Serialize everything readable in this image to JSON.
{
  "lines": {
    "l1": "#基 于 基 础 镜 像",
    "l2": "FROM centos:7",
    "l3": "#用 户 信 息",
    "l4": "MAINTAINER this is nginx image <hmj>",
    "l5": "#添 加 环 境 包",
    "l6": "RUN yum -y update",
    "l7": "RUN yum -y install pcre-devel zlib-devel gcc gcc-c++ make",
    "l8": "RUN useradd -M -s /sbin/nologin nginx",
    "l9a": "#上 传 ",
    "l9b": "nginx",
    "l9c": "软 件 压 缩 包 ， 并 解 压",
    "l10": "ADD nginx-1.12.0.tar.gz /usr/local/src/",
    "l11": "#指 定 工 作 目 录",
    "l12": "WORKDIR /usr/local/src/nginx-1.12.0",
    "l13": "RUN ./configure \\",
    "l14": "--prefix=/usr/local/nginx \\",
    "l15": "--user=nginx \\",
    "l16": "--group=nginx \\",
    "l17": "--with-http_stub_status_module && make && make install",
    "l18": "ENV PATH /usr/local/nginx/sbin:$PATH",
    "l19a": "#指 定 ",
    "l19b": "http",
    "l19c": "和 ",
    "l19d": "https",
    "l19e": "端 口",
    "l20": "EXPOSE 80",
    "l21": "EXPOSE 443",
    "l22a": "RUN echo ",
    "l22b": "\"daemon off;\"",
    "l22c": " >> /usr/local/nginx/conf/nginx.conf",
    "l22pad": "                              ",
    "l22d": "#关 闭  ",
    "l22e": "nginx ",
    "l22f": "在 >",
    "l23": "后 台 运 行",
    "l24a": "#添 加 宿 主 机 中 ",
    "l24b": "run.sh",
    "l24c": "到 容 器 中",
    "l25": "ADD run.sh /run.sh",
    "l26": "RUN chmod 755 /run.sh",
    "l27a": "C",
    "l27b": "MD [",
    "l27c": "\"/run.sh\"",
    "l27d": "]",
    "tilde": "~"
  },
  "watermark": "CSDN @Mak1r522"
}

# [Stated goal]
Nothing should be left out: return all of the records exactly.

# [Task result]
Serialize everything readable in this image to JSON.
{
  "lines": {
    "l1": "#基 于 基 础 镜 像",
    "l2": "FROM centos:7",
    "l3": "#用 户 信 息",
    "l4": "MAINTAINER this is nginx image <hmj>",
    "l5": "#添 加 环 境 包",
    "l6": "RUN yum -y update",
    "l7": "RUN yum -y install pcre-devel zlib-devel gcc gcc-c++ make",
    "l8": "RUN useradd -M -s /sbin/nologin nginx",
    "l9a": "#上 传 ",
    "l9b": "nginx",
    "l9c": "软 件 压 缩 包 ， 并 解 压",
    "l10": "ADD nginx-1.12.0.tar.gz /usr/local/src/",
    "l11": "#指 定 工 作 目 录",
    "l12": "WORKDIR /usr/local/src/nginx-1.12.0",
    "l13": "RUN ./configure \\",
    "l14": "--prefix=/usr/local/nginx \\",
    "l15": "--user=nginx \\",
    "l16": "--group=nginx \\",
    "l17": "--with-http_stub_status_module && make && make install",
    "l18": "ENV PATH /usr/local/nginx/sbin:$PATH",
    "l19a": "#指 定 ",
    "l19b": "http",
    "l19c": "和 ",
    "l19d": "https",
    "l19e": "端 口",
    "l20": "EXPOSE 80",
    "l21": "EXPOSE 443",
    "l22a": "RUN echo ",
    "l22b": "\"daemon off;\"",
    "l22c": " >> /usr/local/nginx/conf/nginx.conf",
    "l22pad": "                              ",
    "l22d": "#关 闭  ",
    "l22e": "nginx ",
    "l22f": "在 >",
    "l23": "后 台 运 行",
    "l24a": "#添 加 宿 主 机 中 ",
    "l24b": "run.sh",
    "l24c": "到 容 器 中",
    "l25": "ADD run.sh /run.sh",
    "l26": "RUN chmod 755 /run.sh",
    "l27a": "C",
    "l27b": "MD [",
    "l27c": "\"/run.sh\"",
    "l27d": "]",
    "tilde": "~"
  },
  "watermark": "CSDN @Mak1r522"
}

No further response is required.